:: EXERCISE GOAL ::
Print out every line, exactly as written.

Part of a data file

+===+

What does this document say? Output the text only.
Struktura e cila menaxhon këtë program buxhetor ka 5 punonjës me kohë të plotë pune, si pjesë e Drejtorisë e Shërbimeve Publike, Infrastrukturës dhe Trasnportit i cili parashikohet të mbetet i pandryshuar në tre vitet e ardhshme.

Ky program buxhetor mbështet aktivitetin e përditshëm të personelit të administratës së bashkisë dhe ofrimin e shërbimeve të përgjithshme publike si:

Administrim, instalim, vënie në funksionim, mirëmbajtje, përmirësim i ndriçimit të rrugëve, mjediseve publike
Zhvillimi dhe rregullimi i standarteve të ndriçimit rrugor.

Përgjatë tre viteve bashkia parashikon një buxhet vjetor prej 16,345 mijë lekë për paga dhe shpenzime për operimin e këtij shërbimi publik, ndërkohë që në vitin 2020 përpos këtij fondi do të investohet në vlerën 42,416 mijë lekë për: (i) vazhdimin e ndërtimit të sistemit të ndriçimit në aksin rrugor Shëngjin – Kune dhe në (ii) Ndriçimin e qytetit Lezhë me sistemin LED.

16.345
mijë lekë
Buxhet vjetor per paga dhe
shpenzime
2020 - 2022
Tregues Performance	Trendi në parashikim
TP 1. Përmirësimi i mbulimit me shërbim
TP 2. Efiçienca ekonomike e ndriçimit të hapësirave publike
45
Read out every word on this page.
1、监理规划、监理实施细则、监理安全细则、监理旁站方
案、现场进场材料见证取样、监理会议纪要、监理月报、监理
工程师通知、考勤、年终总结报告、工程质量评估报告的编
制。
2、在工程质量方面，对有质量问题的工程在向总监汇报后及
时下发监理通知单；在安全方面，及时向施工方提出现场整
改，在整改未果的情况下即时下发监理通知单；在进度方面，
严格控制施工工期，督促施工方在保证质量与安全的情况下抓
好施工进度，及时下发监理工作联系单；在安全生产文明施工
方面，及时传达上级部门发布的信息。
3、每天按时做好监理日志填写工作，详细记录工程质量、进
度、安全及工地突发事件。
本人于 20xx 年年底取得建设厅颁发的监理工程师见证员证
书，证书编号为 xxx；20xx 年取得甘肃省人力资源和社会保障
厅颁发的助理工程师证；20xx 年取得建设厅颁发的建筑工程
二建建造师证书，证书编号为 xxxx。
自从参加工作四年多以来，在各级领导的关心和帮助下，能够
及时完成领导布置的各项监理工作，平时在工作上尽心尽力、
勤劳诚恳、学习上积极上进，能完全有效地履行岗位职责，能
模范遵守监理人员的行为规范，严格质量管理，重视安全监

+===+

:: FINAL ANSWER ::
What does this document say? Output the text only.
Struktura e cila menaxhon këtë program buxhetor ka 5 punonjës me kohë të plotë pune, si pjesë e Drejtorisë e Shërbimeve Publike, Infrastrukturës dhe Trasnportit i cili parashikohet të mbetet i pandryshuar në tre vitet e ardhshme.

Ky program buxhetor mbështet aktivitetin e përditshëm të personelit të administratës së bashkisë dhe ofrimin e shërbimeve të përgjithshme publike si:

Administrim, instalim, vënie në funksionim, mirëmbajtje, përmirësim i ndriçimit të rrugëve, mjediseve publike
Zhvillimi dhe rregullimi i standarteve të ndriçimit rrugor.

Përgjatë tre viteve bashkia parashikon një buxhet vjetor prej 16,345 mijë lekë për paga dhe shpenzime për operimin e këtij shërbimi publik, ndërkohë që në vitin 2020 përpos këtij fondi do të investohet në vlerën 42,416 mijë lekë për: (i) vazhdimin e ndërtimit të sistemit të ndriçimit në aksin rrugor Shëngjin – Kune dhe në (ii) Ndriçimin e qytetit Lezhë me sistemin LED.

16.345
mijë lekë
Buxhet vjetor per paga dhe
shpenzime
2020 - 2022
Tregues Performance	Trendi në parashikim
TP 1. Përmirësimi i mbulimit me shërbim
TP 2. Efiçienca ekonomike e ndriçimit të hapësirave publike
45
Read out every word on this page.
1、监理规划、监理实施细则、监理安全细则、监理旁站方
案、现场进场材料见证取样、监理会议纪要、监理月报、监理
工程师通知、考勤、年终总结报告、工程质量评估报告的编
制。
2、在工程质量方面，对有质量问题的工程在向总监汇报后及
时下发监理通知单；在安全方面，及时向施工方提出现场整
改，在整改未果的情况下即时下发监理通知单；在进度方面，
严格控制施工工期，督促施工方在保证质量与安全的情况下抓
好施工进度，及时下发监理工作联系单；在安全生产文明施工
方面，及时传达上级部门发布的信息。
3、每天按时做好监理日志填写工作，详细记录工程质量、进
度、安全及工地突发事件。
本人于 20xx 年年底取得建设厅颁发的监理工程师见证员证
书，证书编号为 xxx；20xx 年取得甘肃省人力资源和社会保障
厅颁发的助理工程师证；20xx 年取得建设厅颁发的建筑工程
二建建造师证书，证书编号为 xxxx。
自从参加工作四年多以来，在各级领导的关心和帮助下，能够
及时完成领导布置的各项监理工作，平时在工作上尽心尽力、
勤劳诚恳、学习上积极上进，能完全有效地履行岗位职责，能
模范遵守监理人员的行为规范，严格质量管理，重视安全监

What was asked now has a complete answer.